## [Stated goal]
Identify all lines in the listing that include the word "this", and copy them out.

A run of records
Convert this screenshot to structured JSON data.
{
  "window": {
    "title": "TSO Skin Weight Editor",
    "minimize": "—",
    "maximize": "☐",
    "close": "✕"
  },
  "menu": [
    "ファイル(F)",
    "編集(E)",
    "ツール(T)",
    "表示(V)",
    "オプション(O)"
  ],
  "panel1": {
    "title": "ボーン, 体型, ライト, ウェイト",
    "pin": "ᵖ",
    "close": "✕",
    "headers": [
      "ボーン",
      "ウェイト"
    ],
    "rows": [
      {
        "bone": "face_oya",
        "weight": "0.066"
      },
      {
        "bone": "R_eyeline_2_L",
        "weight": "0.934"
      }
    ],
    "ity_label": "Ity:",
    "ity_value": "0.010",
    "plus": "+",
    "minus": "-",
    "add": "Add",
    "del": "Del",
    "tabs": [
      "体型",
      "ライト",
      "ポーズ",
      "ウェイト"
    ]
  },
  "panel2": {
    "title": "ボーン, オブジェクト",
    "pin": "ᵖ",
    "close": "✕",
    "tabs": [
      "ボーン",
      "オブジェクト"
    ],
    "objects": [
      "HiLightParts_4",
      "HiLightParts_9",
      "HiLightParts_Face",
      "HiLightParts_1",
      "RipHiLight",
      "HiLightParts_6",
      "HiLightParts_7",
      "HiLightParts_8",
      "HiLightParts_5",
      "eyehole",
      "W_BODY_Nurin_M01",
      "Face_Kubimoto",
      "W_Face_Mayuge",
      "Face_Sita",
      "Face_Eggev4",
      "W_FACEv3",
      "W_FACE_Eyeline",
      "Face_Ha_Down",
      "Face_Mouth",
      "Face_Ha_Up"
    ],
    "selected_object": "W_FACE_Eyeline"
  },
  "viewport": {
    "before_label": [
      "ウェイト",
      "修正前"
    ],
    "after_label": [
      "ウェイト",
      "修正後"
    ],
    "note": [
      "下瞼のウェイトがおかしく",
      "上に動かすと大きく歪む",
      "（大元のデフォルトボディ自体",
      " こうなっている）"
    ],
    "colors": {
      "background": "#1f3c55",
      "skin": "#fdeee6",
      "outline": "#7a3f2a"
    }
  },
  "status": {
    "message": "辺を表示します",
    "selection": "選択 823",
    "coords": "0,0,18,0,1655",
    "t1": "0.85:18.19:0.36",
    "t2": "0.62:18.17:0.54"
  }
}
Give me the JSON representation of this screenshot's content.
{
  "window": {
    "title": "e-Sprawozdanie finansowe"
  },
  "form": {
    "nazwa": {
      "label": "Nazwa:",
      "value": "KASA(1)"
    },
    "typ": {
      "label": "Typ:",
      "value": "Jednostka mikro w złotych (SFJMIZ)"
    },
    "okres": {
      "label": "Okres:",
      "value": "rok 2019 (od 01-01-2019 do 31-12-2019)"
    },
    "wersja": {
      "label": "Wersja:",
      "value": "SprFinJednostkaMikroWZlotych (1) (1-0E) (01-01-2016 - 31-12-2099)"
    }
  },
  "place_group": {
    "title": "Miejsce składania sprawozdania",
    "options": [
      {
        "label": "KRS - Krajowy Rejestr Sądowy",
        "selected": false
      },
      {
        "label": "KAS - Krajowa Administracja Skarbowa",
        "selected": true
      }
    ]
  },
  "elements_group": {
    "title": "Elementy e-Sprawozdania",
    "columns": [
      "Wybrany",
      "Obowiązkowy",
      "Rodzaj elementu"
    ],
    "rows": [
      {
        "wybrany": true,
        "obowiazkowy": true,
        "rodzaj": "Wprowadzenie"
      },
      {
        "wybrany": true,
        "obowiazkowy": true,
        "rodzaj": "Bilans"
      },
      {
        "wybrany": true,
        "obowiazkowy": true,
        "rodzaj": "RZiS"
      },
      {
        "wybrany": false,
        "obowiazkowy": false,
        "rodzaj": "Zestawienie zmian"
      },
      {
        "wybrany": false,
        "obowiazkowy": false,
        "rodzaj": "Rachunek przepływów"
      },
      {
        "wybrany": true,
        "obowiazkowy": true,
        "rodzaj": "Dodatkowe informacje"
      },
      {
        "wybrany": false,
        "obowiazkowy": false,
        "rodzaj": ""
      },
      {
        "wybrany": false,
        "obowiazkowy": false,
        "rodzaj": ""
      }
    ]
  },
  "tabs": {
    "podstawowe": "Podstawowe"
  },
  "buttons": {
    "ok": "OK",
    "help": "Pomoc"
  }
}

## [Finished answer]
Convert this screenshot to structured JSON data.
Give me the JSON representation of this screenshot's content.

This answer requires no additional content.